**WHAT THE TASK ASKS**
Pick out every line of the entries below where "содержания" occurs, and copy those lines.

**RECORD EXCERPTS**
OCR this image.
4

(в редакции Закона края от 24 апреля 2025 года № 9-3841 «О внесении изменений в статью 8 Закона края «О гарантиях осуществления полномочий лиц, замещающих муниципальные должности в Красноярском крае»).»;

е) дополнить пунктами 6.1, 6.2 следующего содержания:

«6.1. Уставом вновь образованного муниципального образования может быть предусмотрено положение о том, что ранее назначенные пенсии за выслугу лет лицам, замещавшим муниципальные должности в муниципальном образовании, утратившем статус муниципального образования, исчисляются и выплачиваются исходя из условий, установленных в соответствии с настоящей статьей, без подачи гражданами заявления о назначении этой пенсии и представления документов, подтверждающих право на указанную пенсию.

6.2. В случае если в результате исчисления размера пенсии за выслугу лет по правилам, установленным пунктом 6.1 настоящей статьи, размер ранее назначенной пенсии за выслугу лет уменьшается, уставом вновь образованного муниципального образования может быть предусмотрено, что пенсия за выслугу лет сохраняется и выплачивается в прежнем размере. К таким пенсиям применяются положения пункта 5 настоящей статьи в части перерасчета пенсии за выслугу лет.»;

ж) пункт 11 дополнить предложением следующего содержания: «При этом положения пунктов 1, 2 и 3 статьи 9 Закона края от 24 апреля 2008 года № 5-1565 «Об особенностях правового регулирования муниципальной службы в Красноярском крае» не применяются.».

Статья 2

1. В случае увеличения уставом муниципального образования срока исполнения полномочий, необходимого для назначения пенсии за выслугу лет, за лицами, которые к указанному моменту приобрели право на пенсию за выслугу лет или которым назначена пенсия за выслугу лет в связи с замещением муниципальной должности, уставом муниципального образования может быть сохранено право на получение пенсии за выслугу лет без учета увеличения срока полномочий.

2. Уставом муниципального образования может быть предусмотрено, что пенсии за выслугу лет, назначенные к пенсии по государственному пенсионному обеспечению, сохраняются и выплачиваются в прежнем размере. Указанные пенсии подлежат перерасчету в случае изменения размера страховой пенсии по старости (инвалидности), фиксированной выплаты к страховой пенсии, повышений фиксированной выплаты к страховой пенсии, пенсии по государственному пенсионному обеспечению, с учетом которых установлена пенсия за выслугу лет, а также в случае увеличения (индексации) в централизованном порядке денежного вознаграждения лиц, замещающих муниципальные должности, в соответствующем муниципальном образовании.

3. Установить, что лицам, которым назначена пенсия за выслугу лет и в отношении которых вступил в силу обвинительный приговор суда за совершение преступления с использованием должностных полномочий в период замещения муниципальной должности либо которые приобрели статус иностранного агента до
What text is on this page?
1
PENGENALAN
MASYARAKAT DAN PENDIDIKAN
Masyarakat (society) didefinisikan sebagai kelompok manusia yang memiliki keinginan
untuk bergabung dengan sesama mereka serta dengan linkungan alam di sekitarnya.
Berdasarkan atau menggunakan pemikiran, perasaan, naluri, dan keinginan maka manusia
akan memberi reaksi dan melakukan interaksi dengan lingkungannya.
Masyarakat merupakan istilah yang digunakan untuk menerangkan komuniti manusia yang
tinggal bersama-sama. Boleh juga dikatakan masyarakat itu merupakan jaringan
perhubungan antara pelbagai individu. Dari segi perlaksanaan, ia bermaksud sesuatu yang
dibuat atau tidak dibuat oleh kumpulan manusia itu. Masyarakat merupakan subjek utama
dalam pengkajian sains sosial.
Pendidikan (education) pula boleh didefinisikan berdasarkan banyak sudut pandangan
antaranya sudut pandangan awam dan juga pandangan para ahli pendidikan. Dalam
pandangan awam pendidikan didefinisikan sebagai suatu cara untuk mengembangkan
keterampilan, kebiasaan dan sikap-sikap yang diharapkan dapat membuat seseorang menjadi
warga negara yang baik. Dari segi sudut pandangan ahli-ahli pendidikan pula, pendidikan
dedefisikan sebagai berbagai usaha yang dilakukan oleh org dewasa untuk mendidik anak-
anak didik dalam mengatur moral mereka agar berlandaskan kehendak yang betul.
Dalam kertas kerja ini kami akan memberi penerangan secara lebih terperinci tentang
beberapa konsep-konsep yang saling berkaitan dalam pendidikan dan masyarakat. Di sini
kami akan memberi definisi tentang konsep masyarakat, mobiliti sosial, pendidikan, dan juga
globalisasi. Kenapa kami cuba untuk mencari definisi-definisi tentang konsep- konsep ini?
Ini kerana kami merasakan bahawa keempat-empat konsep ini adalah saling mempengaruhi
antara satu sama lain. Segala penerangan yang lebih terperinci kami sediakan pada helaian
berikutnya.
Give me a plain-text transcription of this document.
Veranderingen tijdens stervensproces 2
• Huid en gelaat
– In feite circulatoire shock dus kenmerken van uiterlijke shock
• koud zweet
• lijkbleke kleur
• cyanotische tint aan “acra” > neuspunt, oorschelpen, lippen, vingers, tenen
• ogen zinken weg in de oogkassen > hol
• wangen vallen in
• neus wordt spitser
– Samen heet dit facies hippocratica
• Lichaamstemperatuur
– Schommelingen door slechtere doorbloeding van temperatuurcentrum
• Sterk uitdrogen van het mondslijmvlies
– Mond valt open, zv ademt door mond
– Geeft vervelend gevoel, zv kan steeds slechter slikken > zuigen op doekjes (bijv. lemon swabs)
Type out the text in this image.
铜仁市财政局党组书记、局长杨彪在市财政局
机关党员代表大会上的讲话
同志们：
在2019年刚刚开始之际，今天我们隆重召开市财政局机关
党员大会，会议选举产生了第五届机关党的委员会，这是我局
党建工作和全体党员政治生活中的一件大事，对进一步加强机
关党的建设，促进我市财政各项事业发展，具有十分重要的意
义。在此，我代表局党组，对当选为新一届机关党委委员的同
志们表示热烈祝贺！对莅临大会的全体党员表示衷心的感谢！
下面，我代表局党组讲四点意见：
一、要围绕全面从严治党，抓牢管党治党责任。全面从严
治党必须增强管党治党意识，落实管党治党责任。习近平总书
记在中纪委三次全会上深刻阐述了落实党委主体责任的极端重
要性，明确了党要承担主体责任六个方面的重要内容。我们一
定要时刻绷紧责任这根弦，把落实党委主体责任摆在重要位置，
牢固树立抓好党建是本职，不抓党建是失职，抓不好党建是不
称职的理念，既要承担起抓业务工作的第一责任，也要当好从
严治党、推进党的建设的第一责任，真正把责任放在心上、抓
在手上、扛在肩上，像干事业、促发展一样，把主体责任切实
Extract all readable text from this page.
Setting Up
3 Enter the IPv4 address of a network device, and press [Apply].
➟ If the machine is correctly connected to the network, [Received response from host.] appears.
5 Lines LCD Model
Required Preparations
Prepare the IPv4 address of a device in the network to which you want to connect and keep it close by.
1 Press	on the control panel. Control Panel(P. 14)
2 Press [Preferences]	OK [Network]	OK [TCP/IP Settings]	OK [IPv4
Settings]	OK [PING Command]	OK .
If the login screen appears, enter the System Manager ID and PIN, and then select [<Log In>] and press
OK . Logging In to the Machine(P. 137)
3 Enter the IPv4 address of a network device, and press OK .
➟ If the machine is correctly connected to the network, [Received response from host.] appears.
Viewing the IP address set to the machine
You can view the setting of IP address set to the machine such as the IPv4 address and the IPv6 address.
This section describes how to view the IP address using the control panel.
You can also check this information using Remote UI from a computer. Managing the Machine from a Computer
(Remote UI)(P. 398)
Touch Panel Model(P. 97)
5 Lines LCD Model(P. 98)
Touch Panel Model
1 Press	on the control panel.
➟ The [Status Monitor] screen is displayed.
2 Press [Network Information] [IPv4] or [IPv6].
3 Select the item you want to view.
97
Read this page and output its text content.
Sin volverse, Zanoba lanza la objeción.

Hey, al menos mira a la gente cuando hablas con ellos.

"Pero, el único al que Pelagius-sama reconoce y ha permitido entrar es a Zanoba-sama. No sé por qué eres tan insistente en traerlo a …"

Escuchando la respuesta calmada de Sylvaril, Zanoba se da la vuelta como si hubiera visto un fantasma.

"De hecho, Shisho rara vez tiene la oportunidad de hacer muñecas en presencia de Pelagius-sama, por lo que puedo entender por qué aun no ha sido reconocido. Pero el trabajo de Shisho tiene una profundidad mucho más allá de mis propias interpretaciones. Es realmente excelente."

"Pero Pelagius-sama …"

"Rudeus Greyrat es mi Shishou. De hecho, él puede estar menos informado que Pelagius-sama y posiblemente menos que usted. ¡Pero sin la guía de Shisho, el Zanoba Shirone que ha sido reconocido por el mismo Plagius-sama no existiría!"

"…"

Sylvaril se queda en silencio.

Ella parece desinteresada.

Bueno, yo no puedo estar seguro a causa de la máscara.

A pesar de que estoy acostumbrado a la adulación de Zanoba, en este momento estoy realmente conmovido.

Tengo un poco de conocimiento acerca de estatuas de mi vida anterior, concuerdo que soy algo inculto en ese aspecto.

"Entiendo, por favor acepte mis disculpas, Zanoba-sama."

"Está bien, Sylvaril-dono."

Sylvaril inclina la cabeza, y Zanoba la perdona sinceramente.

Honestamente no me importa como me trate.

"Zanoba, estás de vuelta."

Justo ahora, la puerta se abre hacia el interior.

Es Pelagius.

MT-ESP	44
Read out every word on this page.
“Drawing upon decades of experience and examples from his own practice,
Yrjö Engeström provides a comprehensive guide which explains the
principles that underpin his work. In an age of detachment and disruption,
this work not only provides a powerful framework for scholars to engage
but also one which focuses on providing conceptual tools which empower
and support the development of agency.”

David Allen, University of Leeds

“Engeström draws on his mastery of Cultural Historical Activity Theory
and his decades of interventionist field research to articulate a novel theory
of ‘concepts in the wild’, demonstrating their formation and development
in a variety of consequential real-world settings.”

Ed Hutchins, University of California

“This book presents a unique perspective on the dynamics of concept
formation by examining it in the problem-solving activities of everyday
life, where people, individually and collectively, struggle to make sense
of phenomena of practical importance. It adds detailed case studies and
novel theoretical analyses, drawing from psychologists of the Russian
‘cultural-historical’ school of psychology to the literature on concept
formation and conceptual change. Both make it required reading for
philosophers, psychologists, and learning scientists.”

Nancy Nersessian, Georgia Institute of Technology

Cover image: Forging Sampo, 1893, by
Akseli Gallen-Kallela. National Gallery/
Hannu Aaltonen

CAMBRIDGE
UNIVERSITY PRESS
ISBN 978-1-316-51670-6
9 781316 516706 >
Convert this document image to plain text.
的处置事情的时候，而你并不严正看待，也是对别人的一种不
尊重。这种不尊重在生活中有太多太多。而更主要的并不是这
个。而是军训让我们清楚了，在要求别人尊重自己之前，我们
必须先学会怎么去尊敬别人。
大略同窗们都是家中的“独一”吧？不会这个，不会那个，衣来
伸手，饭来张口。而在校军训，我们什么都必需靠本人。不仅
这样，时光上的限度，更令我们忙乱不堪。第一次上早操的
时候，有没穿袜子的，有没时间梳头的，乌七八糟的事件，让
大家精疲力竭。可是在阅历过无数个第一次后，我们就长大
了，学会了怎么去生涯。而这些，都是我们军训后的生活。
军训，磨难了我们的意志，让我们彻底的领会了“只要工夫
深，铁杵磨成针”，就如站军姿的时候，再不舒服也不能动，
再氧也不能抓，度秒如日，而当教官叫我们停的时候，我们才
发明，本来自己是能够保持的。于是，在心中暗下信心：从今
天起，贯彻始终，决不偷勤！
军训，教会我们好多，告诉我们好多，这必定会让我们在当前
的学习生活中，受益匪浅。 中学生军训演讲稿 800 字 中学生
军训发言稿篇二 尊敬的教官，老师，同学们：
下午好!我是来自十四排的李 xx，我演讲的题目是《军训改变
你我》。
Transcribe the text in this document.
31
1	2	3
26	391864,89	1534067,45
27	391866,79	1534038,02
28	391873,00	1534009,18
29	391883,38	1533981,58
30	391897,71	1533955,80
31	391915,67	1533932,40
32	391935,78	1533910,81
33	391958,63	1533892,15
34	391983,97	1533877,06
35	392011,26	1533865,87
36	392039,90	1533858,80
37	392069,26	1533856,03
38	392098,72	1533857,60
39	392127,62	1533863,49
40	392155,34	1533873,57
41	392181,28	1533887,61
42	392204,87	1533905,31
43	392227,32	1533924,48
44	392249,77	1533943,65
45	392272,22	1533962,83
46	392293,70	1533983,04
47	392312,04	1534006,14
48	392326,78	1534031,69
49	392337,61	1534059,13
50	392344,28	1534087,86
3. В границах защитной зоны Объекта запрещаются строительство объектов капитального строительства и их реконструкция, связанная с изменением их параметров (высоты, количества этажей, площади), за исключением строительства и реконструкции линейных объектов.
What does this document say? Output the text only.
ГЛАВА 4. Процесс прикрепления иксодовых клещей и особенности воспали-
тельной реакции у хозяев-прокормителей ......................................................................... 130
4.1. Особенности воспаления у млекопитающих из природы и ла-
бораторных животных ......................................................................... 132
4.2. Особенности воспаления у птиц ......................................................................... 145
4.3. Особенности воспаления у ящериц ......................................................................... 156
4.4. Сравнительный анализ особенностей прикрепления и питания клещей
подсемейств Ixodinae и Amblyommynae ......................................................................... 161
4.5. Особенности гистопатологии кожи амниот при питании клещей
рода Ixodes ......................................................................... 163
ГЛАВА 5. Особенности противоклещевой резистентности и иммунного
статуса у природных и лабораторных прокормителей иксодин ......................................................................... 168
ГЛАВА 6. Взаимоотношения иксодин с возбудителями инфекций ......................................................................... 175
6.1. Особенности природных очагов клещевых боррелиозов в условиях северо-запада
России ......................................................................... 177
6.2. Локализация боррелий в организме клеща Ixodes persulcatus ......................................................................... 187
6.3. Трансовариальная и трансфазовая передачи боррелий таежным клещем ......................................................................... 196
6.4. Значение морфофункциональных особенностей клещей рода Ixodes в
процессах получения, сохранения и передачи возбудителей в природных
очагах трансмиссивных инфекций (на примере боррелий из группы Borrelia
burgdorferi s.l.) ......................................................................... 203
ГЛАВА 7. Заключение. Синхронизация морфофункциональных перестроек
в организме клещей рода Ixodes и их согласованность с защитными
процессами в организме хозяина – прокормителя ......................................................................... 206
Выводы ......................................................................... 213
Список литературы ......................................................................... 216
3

**ANSWER TO THIS TASK**
е) дополнить пунктами 6.1, 6.2 следующего содержания:
ж) пункт 11 дополнить предложением следующего содержания: «При этом положения пунктов 1, 2 и 3 статьи 9 Закона края от 24 апреля 2008 года № 5-1565 «Об особенностях правового регулирования муниципальной службы в Красноярском крае» не применяются.».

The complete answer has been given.